• **What you need to do**: Pull every line containing "tournez" out of the material below.

** START OF Records provided **

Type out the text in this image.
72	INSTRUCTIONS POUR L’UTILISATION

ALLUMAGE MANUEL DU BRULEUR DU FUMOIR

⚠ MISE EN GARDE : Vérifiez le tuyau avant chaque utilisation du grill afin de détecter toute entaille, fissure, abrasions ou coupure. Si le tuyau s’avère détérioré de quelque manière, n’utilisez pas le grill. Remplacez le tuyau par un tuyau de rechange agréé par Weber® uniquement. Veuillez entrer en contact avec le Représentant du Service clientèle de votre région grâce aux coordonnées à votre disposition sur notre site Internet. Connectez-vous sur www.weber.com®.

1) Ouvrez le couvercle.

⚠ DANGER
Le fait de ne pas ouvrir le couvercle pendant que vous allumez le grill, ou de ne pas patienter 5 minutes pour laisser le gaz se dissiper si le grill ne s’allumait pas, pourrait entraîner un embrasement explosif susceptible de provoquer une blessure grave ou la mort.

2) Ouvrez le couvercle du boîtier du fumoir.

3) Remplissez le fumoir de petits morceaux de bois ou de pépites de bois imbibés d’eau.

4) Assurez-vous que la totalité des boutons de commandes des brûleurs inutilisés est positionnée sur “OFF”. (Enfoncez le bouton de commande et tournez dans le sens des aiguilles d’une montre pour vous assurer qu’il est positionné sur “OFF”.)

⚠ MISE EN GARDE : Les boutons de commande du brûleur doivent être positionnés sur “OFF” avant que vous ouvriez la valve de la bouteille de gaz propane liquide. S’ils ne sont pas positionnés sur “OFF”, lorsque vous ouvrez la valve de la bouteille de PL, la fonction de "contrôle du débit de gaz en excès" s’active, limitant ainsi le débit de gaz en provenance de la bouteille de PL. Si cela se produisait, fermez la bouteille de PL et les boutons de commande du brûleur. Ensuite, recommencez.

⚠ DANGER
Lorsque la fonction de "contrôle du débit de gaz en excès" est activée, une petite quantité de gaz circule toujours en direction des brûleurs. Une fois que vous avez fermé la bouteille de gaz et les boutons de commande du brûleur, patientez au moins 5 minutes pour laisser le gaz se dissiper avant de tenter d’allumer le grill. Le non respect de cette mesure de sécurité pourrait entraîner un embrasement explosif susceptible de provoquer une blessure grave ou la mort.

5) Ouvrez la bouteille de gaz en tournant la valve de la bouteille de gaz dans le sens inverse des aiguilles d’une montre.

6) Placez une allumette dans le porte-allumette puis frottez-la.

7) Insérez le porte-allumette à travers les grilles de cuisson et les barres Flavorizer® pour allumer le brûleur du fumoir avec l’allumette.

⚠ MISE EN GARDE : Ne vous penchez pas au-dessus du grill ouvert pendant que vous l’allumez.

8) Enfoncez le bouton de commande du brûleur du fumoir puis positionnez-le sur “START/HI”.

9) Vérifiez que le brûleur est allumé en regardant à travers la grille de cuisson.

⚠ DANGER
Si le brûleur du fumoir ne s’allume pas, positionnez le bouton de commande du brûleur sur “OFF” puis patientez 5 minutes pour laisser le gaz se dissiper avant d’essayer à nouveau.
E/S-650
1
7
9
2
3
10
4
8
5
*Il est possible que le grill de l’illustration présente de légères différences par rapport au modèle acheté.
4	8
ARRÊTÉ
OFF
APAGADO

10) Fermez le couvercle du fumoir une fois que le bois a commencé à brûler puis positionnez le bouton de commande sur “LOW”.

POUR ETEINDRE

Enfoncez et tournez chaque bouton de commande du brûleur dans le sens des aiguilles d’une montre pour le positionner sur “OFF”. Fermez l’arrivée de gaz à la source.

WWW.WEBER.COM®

** END OF Records provided **

• **Correct result**:
4) Assurez-vous que la totalité des boutons de commandes des brûleurs inutilisés est positionnée sur “OFF”. (Enfoncez le bouton de commande et tournez dans le sens des aiguilles d’une montre pour vous assurer qu’il est positionné sur “OFF”.)
Enfoncez et tournez chaque bouton de commande du brûleur dans le sens des aiguilles d’une montre pour le positionner sur “OFF”. Fermez l’arrivée de gaz à la source.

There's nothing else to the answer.